Data items:
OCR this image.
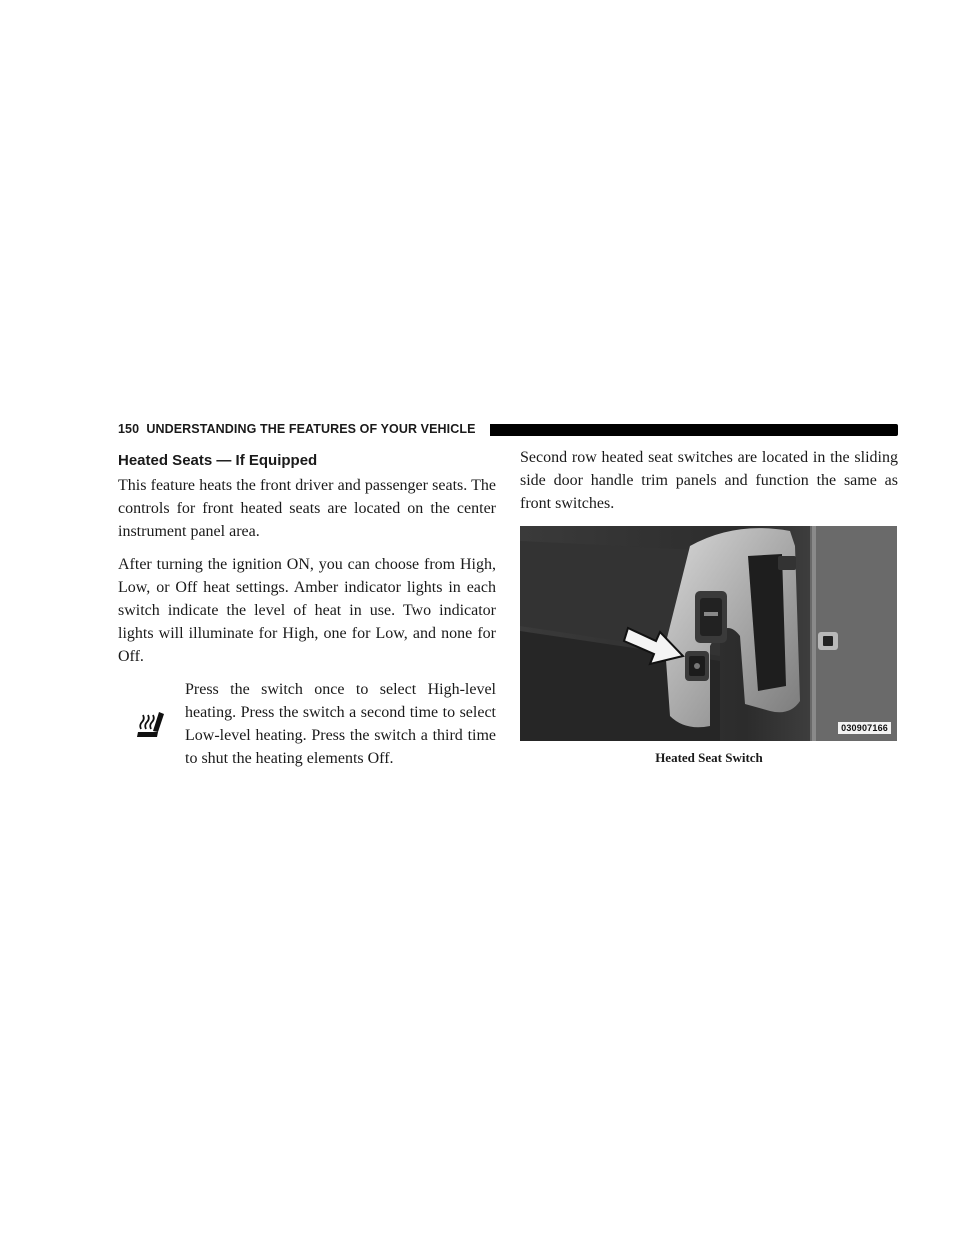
150 UNDERSTANDING THE FEATURES OF YOUR VEHICLE
Heated Seats — If Equipped

This feature heats the front driver and passenger seats. The controls for front heated seats are located on the center instrument panel area.

After turning the ignition ON, you can choose from High, Low, or Off heat settings. Amber indicator lights in each switch indicate the level of heat in use. Two indicator lights will illuminate for High, one for Low, and none for Off.

Press the switch once to select High-level heating. Press the switch a second time to select Low-level heating. Press the switch a third time to shut the heating elements Off.

Second row heated seat switches are located in the sliding side door handle trim panels and function the same as front switches.

030907166
Heated Seat Switch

**What to do**
Filter the entries and copy out every line with the word "level".

**Output of the task**
After turning the ignition ON, you can choose from High, Low, or Off heat settings. Amber indicator lights in each switch indicate the level of heat in use. Two indicator lights will illuminate for High, one for Low, and none for Off.
Press the switch once to select High-level heating. Press the switch a second time to select Low-level heating. Press the switch a third time to shut the heating elements Off.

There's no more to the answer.